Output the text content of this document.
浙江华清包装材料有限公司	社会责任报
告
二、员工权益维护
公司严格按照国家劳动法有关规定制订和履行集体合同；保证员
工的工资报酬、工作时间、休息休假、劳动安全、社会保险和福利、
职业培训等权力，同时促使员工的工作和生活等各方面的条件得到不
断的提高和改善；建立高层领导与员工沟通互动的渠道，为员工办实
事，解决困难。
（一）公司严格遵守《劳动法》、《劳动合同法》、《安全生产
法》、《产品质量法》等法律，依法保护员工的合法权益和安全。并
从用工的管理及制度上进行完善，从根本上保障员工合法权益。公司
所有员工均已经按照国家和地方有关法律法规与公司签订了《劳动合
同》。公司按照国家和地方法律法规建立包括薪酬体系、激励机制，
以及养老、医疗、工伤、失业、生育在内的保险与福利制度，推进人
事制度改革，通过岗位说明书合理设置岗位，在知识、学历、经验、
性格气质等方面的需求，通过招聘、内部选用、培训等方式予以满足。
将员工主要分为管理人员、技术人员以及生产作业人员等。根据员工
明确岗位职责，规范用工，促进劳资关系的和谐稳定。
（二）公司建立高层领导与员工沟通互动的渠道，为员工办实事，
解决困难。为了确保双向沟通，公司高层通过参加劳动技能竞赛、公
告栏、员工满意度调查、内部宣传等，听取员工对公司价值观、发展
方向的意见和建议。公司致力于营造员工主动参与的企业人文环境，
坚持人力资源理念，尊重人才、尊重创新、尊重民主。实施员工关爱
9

========

**PROBLEM DETAILS**
Find every line that holds "解决困难" and copy it.

**ANSWER**
事，解决困难。
解决困难。为了确保双向沟通，公司高层通过参加劳动技能竞赛、公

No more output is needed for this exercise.